§ **Text section**
::::::::::

Highlights & Insights

  • HybriDLA is the first to unify diffusion-based and autoregressive generation paradigms for document layout analysis, representing a conceptually novel contribution.
  • The cognitively-motivated coarse-to-fine strategy has clear methodological correspondences: AQE corresponds to "scanning the page to discover new regions," and DR corresponds to "focusing on details for precise localization."
  • The vision-only model nearly matches the multimodal system (83.5% vs. 83.8%), demonstrating that significant headroom remains in exploiting purely visual features.
  • The architecture is backbone-agnostic and integrates seamlessly with ResNet, ViT, Swin, InternImage, and other backbone families.

Limitations & Future Work

  • The method relies solely on visual input and does not leverage multimodal signals such as OCR text and coordinate metadata, potentially limiting semantic disambiguation.
  • The hybrid generation mechanism incurs substantial inference cost, constraining real-time processing and large-scale deployment.
  • Future work may incorporate multimodal features or document metadata to enhance semantic understanding.
  • Model distillation or architectural optimization could reduce inference overhead.
  • The DETR family (DINO, Deformable DETR) provides a solid foundation for set prediction, and HybriDLA demonstrates the value of incorporating generative components on top of these baselines.
  • The iterative denoising concept from DiffusionDet is elegantly combined with autoregressive expansion, highlighting the complementarity of different generative paradigms in detection tasks.
  • The hybrid generation strategy proposed in this work is generalizable to general object detection in scenes with highly variable numbers of elements.

Rating

  • Novelty: ⭐⭐⭐⭐
  • Experimental Thoroughness: ⭐⭐⭐⭐⭐
  • Writing Quality: ⭐⭐⭐⭐
  • Value: ⭐⭐⭐⭐

::::::::::

§ **Problems**
1. From the HybriDLA review, output the part that opens with the words containing "Limitations & Future" and closes with "and large-scale deployment.", copied exactly.
2. Translate this sentence from the HybriDLA review into Spanish: "Model distillation or architectural optimization could reduce inference overhead."
These rows come from a different source than the HybriDLA review.

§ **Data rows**
::::::::::

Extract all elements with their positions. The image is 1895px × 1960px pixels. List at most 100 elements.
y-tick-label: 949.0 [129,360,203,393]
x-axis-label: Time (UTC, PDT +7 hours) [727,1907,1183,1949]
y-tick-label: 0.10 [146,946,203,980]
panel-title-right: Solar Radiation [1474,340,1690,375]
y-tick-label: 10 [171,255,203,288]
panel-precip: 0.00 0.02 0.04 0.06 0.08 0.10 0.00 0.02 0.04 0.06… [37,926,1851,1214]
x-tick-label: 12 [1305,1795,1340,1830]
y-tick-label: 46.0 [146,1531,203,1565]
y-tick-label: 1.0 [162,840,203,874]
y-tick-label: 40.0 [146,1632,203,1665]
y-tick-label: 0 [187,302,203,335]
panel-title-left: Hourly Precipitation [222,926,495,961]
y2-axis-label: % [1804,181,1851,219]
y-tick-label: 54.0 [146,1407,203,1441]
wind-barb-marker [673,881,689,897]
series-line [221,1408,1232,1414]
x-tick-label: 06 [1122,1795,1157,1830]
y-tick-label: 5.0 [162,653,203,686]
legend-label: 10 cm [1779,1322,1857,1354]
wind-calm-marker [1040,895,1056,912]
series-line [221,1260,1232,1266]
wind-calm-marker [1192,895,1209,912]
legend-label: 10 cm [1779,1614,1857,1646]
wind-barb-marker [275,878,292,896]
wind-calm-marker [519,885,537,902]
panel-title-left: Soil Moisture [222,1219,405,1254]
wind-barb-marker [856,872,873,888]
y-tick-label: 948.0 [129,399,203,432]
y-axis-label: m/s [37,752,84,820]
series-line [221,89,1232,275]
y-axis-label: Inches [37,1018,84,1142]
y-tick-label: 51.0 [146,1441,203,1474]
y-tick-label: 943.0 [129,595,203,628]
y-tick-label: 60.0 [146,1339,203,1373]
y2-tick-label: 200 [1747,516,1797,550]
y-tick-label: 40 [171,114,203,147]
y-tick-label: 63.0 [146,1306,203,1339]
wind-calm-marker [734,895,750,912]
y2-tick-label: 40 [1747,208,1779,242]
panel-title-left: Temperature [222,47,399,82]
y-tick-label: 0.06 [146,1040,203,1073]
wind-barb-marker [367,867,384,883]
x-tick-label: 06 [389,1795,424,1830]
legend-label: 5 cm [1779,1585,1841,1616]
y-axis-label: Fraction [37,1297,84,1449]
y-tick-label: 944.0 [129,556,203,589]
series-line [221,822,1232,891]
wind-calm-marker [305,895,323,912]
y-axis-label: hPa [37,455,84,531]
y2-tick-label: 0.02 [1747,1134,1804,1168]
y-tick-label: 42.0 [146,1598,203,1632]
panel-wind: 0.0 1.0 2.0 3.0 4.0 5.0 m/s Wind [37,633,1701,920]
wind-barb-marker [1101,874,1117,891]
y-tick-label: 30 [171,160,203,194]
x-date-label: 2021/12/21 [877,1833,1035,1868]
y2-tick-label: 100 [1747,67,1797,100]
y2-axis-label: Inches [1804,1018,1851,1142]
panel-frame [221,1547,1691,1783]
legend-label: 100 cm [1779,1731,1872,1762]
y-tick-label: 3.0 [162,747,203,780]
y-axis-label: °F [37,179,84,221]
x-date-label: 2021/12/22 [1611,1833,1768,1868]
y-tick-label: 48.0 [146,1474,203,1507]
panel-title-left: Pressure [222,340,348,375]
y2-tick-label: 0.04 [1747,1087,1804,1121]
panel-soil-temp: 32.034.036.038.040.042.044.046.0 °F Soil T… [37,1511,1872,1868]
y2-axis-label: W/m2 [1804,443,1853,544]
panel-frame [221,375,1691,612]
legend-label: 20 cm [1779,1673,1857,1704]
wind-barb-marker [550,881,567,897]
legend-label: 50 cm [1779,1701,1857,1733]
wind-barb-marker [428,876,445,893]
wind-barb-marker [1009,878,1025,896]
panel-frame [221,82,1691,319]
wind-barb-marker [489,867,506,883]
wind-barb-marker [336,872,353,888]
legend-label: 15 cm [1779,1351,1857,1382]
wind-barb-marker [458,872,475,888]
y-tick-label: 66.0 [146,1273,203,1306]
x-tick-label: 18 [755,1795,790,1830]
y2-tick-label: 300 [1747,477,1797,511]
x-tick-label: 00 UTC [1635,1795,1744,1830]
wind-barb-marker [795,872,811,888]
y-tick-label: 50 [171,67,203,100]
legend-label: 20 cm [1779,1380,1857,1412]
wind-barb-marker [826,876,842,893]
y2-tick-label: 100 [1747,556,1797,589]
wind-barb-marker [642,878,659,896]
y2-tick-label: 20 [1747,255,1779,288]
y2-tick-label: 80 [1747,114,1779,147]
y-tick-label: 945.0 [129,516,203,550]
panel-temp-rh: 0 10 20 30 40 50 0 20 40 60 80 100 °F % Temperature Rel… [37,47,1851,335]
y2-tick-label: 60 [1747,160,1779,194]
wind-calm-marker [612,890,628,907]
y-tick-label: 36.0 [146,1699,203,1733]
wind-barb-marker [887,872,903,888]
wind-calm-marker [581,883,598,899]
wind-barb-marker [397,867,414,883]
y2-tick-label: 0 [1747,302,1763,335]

::::::::::

§ **Solutions in order**
1.
Limitations & Future Work

  • The method relies solely on visual input and does not leverage multimodal signals such as OCR text and coordinate metadata, potentially limiting semantic disambiguation.
  • The hybrid generation mechanism incurs substantial inference cost, constraining real-time processing and large-scale deployment.

2. La destilación de modelos o la optimización arquitectónica podrían reducir la sobrecarga de inferencia.